* start Exercise material *

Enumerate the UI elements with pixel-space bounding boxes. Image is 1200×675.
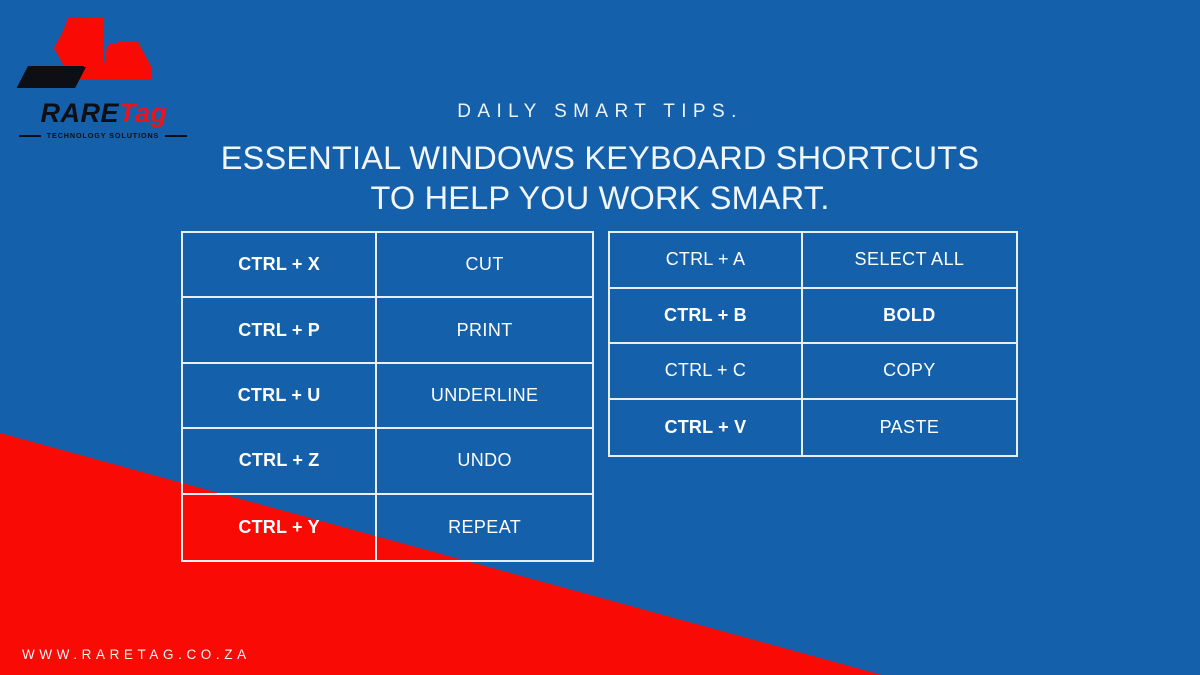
shortcut-action: SELECT ALL (854, 249, 965, 270)
shortcuts-table-left: CTRL + X CUT CTRL + P PRINT CTRL + U UND… (181, 231, 594, 562)
shortcut-key: CTRL + V (610, 399, 803, 455)
shortcut-key: CTRL + P (183, 298, 378, 362)
website-url[interactable]: WWW.RARETAG.CO.ZA (22, 647, 251, 662)
table-row: CTRL + Z UNDO (183, 429, 592, 495)
page-title-line-1: ESSENTIAL WINDOWS KEYBOARD SHORTCUTS (220, 140, 980, 176)
table-row: CTRL + U UNDERLINE (183, 363, 592, 430)
page-title: ESSENTIAL WINDOWS KEYBOARD SHORTCUTS TO … (0, 138, 1200, 218)
poster-canvas: RARETag TECHNOLOGY SOLUTIONS DAILY SMART… (0, 0, 1200, 675)
shortcut-key: CTRL + Z (183, 429, 378, 493)
shortcut-action: PASTE (879, 416, 940, 437)
shortcut-key: CTRL + X (183, 233, 378, 297)
table-row: CTRL + V PASTE (610, 399, 1016, 455)
table-row: CTRL + C COPY (610, 344, 1016, 400)
shortcut-key: CTRL + C (610, 344, 803, 398)
shortcut-action: PRINT (456, 319, 513, 340)
shortcuts-table-right: CTRL + A SELECT ALL CTRL + B BOLD CTRL +… (608, 231, 1018, 457)
raretag-chevron-mark (16, 17, 152, 88)
shortcut-action: REPEAT (448, 516, 522, 537)
shortcut-key: CTRL + U (183, 363, 378, 428)
logo-rule-left (18, 134, 41, 137)
shortcut-action: COPY (883, 360, 936, 381)
shortcut-key: CTRL + B (610, 288, 803, 342)
table-row: CTRL + P PRINT (183, 298, 592, 364)
shortcut-action: UNDERLINE (430, 384, 539, 405)
shortcut-action: CUT (465, 254, 504, 275)
shortcut-action: BOLD (883, 304, 936, 325)
shortcut-key: CTRL + Y (183, 494, 378, 560)
table-row: CTRL + X CUT (183, 233, 592, 299)
shortcut-action: UNDO (457, 450, 512, 471)
shortcut-key: CTRL + A (610, 233, 803, 287)
eyebrow-text: DAILY SMART TIPS. (457, 101, 743, 122)
page-title-line-2: TO HELP YOU WORK SMART. (370, 180, 830, 216)
table-row: CTRL + Y REPEAT (183, 494, 592, 560)
table-row: CTRL + A SELECT ALL (610, 233, 1016, 289)
table-row: CTRL + B BOLD (610, 288, 1016, 344)
logo-rule-right (165, 134, 188, 137)
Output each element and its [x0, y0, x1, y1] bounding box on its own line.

* end Exercise material *

**Aim:**
Reproduce everything from the line containing "shortcut-action: SELECT ALL" down to the line containing "poster-canvas: RARETag TECHNOLOGY", substituting "grid-row" for each "table-row" and keeping all else the same.

**Solved exercise:**
shortcut-action: SELECT ALL (854, 249, 965, 270)
shortcuts-table-left: CTRL + X CUT CTRL + P PRINT CTRL + U UND… (181, 231, 594, 562)
shortcut-key: CTRL + V (610, 399, 803, 455)
shortcut-key: CTRL + P (183, 298, 378, 362)
website-url[interactable]: WWW.RARETAG.CO.ZA (22, 647, 251, 662)
grid-row: CTRL + Z UNDO (183, 429, 592, 495)
page-title-line-1: ESSENTIAL WINDOWS KEYBOARD SHORTCUTS (220, 140, 980, 176)
grid-row: CTRL + U UNDERLINE (183, 363, 592, 430)
page-title: ESSENTIAL WINDOWS KEYBOARD SHORTCUTS TO … (0, 138, 1200, 218)
poster-canvas: RARETag TECHNOLOGY SOLUTIONS DAILY SMART… (0, 0, 1200, 675)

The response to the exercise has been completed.